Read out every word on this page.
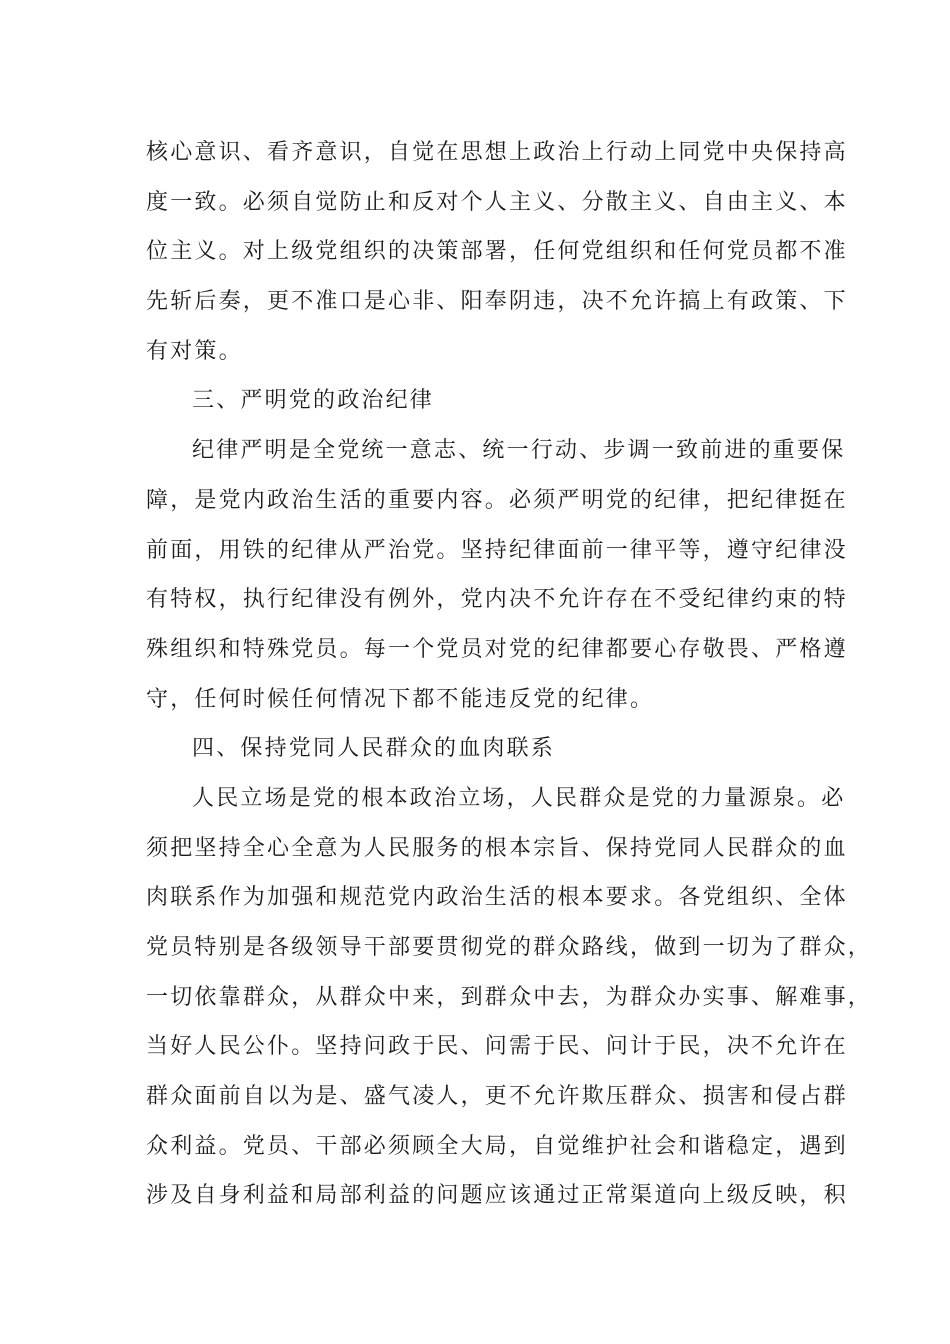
核心意识、看齐意识，自觉在思想上政治上行动上同党中央保持高
度一致。必须自觉防止和反对个人主义、分散主义、自由主义、本
位主义。对上级党组织的决策部署，任何党组织和任何党员都不准
先斩后奏，更不准口是心非、阳奉阴违，决不允许搞上有政策、下
有对策。
三、严明党的政治纪律
纪律严明是全党统一意志、统一行动、步调一致前进的重要保
障，是党内政治生活的重要内容。必须严明党的纪律，把纪律挺在
前面，用铁的纪律从严治党。坚持纪律面前一律平等，遵守纪律没
有特权，执行纪律没有例外，党内决不允许存在不受纪律约束的特
殊组织和特殊党员。每一个党员对党的纪律都要心存敬畏、严格遵
守，任何时候任何情况下都不能违反党的纪律。
四、保持党同人民群众的血肉联系
人民立场是党的根本政治立场，人民群众是党的力量源泉。必
须把坚持全心全意为人民服务的根本宗旨、保持党同人民群众的血
肉联系作为加强和规范党内政治生活的根本要求。各党组织、全体
党员特别是各级领导干部要贯彻党的群众路线，做到一切为了群众，
一切依靠群众，从群众中来，到群众中去，为群众办实事、解难事，
当好人民公仆。坚持问政于民、问需于民、问计于民，决不允许在
群众面前自以为是、盛气凌人，更不允许欺压群众、损害和侵占群
众利益。党员、干部必须顾全大局，自觉维护社会和谐稳定，遇到
涉及自身利益和局部利益的问题应该通过正常渠道向上级反映，积
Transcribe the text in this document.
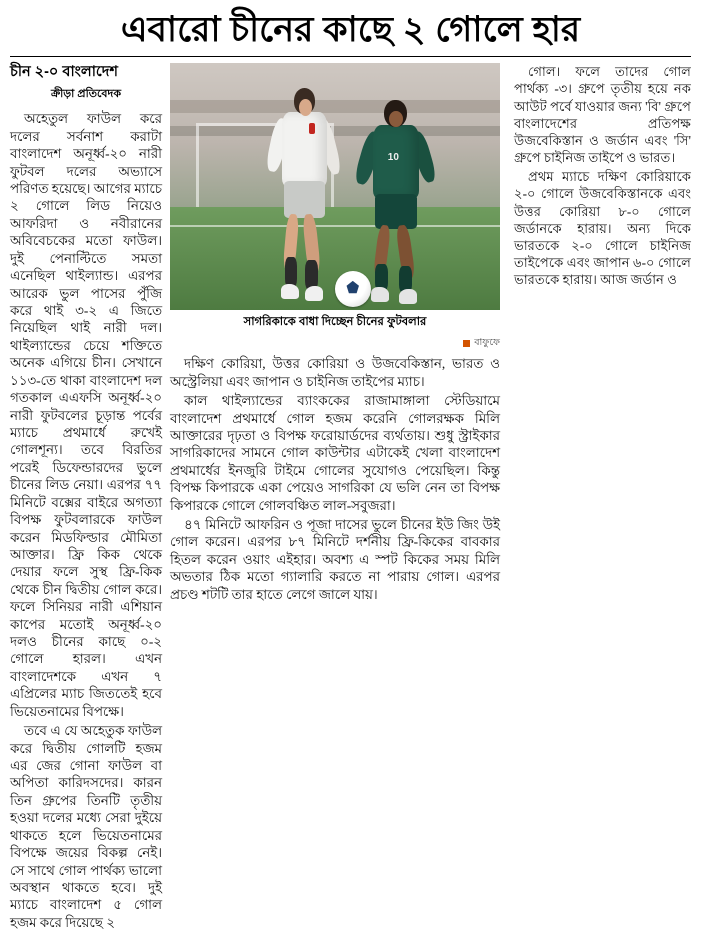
এবারো চীনের কাছে ২ গোলে হার
চীন ২-০ বাংলাদেশ
ক্রীড়া প্রতিবেদক

অহেতুল ফাউল করে দলের সর্বনাশ করাটা বাংলাদেশ অনূর্ধ্ব-২০ নারী ফুটবল দলের অভ্যাসে পরিণত হয়েছে। আগের ম্যাচে ২ গোলে লিড নিয়েও আফরিদা ও নবীরানের অবিবেচকের মতো ফাউল। দুই পেনাল্টিতে সমতা এনেছিল থাইল্যান্ড। এরপর আরেক ভুল পাসের পুঁজি করে থাই ৩-২ এ জিতে নিয়েছিল থাই নারী দল। থাইল্যান্ডের চেয়ে শক্তিতে অনেক এগিয়ে চীন। সেখানে ১১৩-তে থাকা বাংলাদেশ দল গতকাল এএফসি অনূর্ধ্ব-২০ নারী ফুটবলের চূড়ান্ত পর্বের ম্যাচে প্রথমার্ধে রুখেই গোলশূন্য। তবে বিরতির পরেই ডিফেন্ডারদের ভুলে চীনের লিড নেয়া। এরপর ৭৭ মিনিটে বক্সের বাইরে অগত্যা বিপক্ষ ফুটবলারকে ফাউল করেন মিডফিল্ডার মৌমিতা আক্তার। ফ্রি কিক থেকে দেয়ার ফলে সুস্থ ফ্রি-কিক থেকে চীন দ্বিতীয় গোল করে। ফলে সিনিয়র নারী এশিয়ান কাপের মতোই অনূর্ধ্ব-২০ দলও চীনের কাছে ০-২ গোলে হারল। এখন বাংলাদেশকে এখন ৭ এপ্রিলের ম্যাচ জিততেই হবে ভিয়েতনামের বিপক্ষে।

তবে এ যে অহেতুক ফাউল করে দ্বিতীয় গোলটি হজম এর জের গোনা ফাউল বা অপিতা কারিদসদের। কারন তিন গ্রুপের তিনটি তৃতীয় হওয়া দলের মধ্যে সেরা দুইয়ে থাকতে হলে ভিয়েতনামের বিপক্ষে জয়ের বিকল্প নেই। সে সাথে গোল পার্থক্য ভালো অবস্থান থাকতে হবে। দুই ম্যাচে বাংলাদেশ ৫ গোল হজম করে দিয়েছে ২

10
সাগরিকাকে বাধা দিচ্ছেন চীনের ফুটবলার
বাফুফে

দক্ষিণ কোরিয়া, উত্তর কোরিয়া ও উজবেকিস্তান, ভারত ও অস্ট্রেলিয়া এবং জাপান ও চাইনিজ তাইপের ম্যাচ।

কাল থাইল্যান্ডের ব্যাংককের রাজামাঙ্গালা স্টেডিয়ামে বাংলাদেশ প্রথমার্ধে গোল হজম করেনি গোলরক্ষক মিলি আক্তারের দৃঢ়তা ও বিপক্ষ ফরোয়ার্ডদের ব্যর্থতায়। শুধু স্ট্রাইকার সাগরিকাদের সামনে গোল কাউন্টার এটাকেই খেলা বাংলাদেশ প্রথমার্ধের ইনজুরি টাইমে গোলের সুযোগও পেয়েছিল। কিন্তু বিপক্ষ কিপারকে একা পেয়েও সাগরিকা যে ভলি নেন তা বিপক্ষ কিপারকে গোলে গোলবঞ্চিত লাল-সবুজরা।

৪৭ মিনিটে আফরিন ও পূজা দাসের ভুলে চীনের ইউ জিং উই গোল করেন। এরপর ৮৭ মিনিটে দর্শনীয় ফ্রি-কিকের বাবকার হিতল করেন ওয়াং এইহার। অবশ্য এ স্পট কিকের সময় মিলি অভতার ঠিক মতো গ্যালারি করতে না পারায় গোল। এরপর প্রচণ্ড শটটি তার হাতে লেগে জালে যায়।

গোল। ফলে তাদের গোল পার্থক্য -৩। গ্রুপে তৃতীয় হয়ে নক আউট পর্বে যাওয়ার জন্য 'বি' গ্রুপে বাংলাদেশের প্রতিপক্ষ উজবেকিস্তান ও জর্ডান এবং 'সি' গ্রুপে চাইনিজ তাইপে ও ভারত।

প্রথম ম্যাচে দক্ষিণ কোরিয়াকে ২-০ গোলে উজবেকিস্তানকে এবং উত্তর কোরিয়া ৮-০ গোলে জর্ডানকে হারায়। অন্য দিকে ভারতকে ২-০ গোলে চাইনিজ তাইপেকে এবং জাপান ৬-০ গোলে ভারতকে হারায়। আজ জর্ডান ও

───

● **STATED GOAL**:
Check each line of the entries above for the word "this". List the ones that have it.

● **THE OUTPUT**:
Read out every word on this page.
Transcribe the text in this document.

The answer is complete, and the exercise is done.